▶ _Work to be completed_: Wherever the word "Model" shows up in a line, please copy that line.

********************

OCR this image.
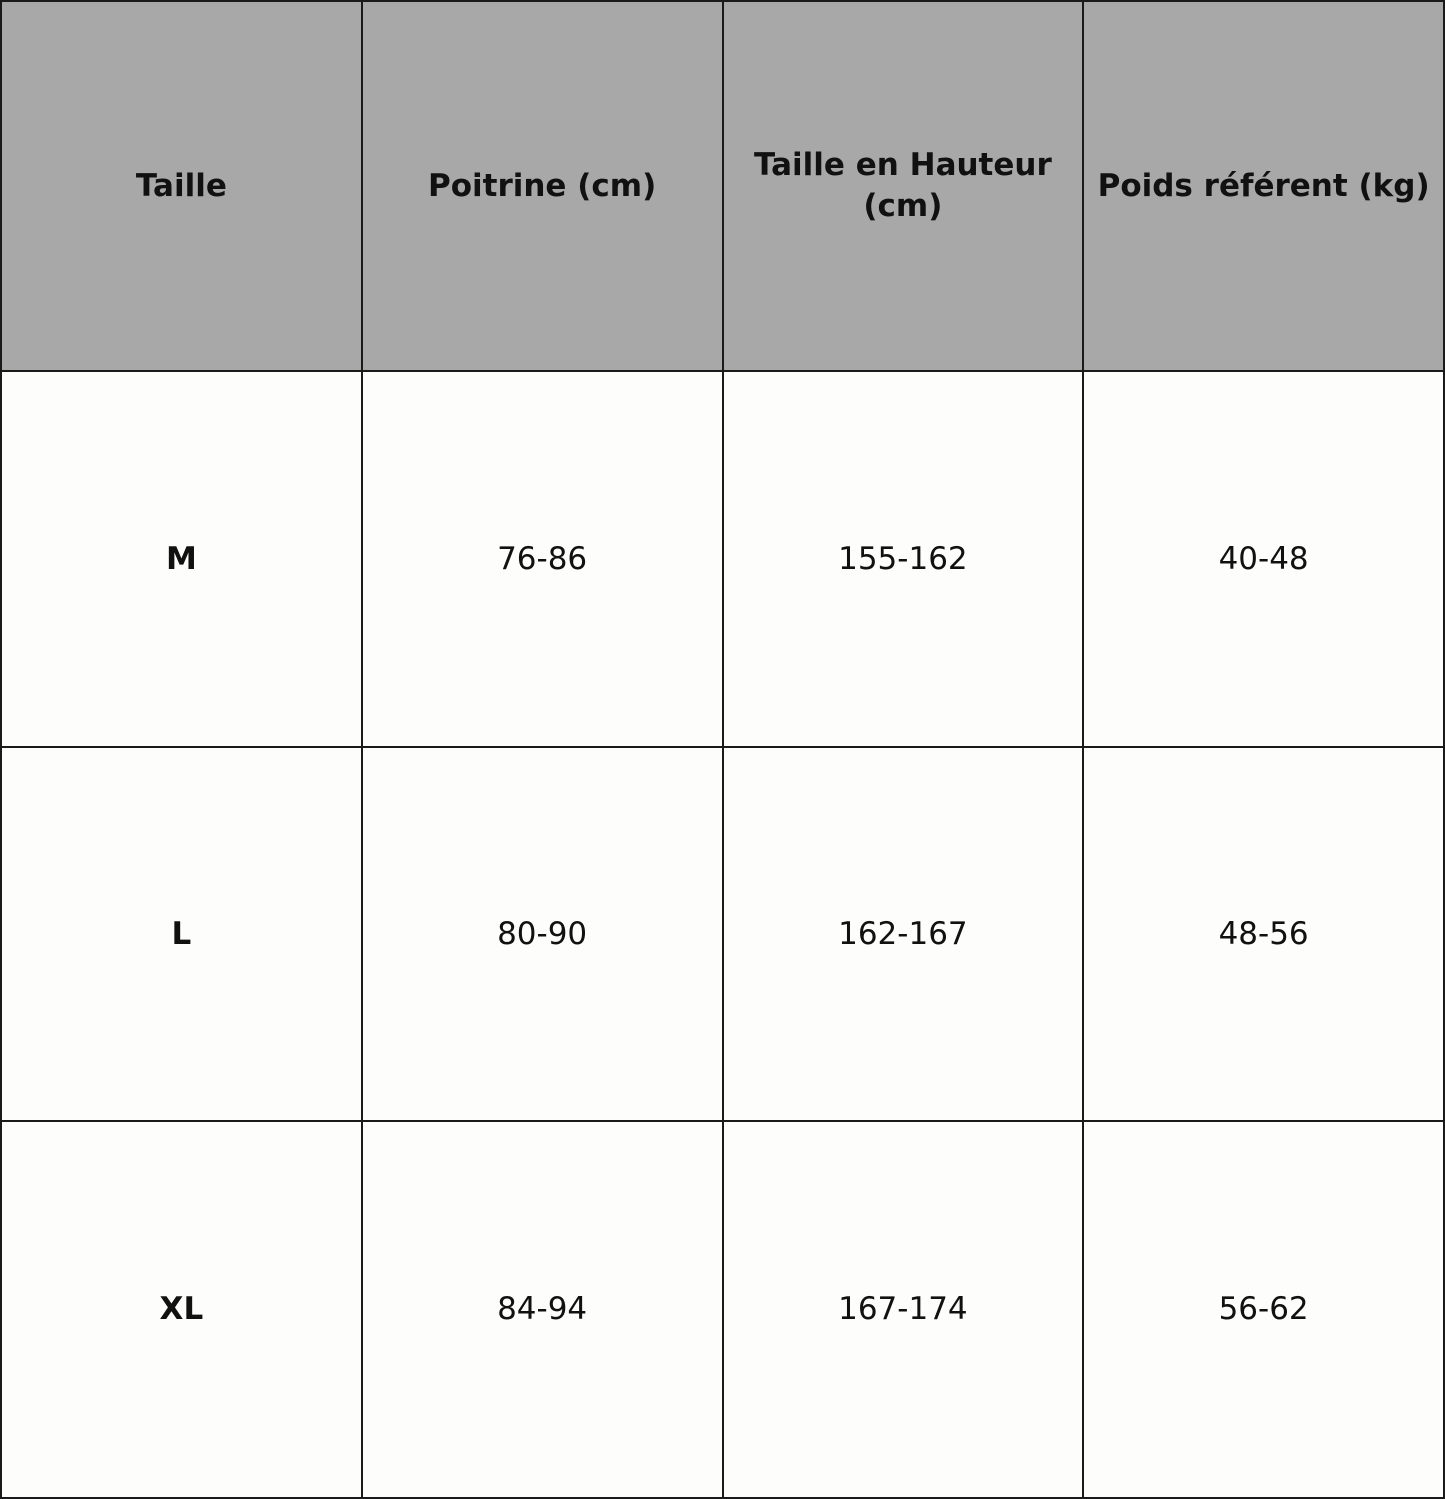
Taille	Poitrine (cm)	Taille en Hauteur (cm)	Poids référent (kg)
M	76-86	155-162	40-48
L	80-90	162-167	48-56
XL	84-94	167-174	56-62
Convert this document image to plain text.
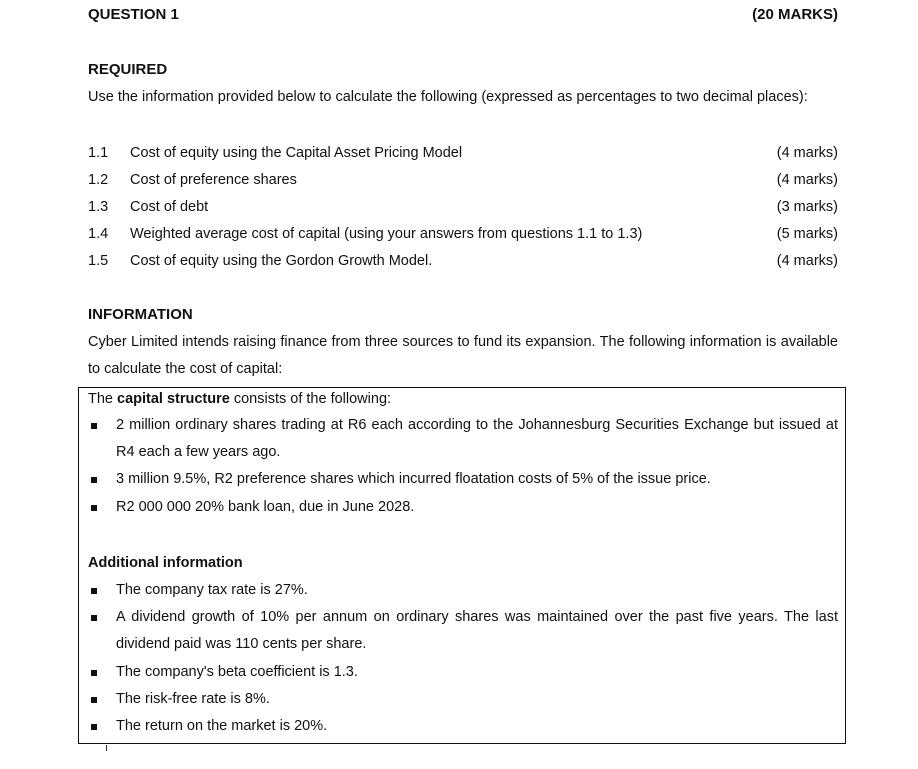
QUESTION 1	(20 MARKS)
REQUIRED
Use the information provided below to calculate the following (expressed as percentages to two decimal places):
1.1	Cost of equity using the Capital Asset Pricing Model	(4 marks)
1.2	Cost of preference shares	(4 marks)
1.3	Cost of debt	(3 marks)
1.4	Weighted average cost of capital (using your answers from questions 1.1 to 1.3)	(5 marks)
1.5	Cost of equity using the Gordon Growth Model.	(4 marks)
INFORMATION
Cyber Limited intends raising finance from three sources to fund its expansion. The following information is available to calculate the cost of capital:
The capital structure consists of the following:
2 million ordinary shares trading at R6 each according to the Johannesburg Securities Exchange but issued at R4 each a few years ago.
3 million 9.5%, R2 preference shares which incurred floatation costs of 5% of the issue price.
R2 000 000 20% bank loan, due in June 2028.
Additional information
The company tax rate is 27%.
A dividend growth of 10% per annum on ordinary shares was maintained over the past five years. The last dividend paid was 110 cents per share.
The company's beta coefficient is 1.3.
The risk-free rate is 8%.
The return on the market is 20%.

********************

▶ _Solution for this problem_:
1.1	Cost of equity using the Capital Asset Pricing Model	(4 marks)
1.5	Cost of equity using the Gordon Growth Model.	(4 marks)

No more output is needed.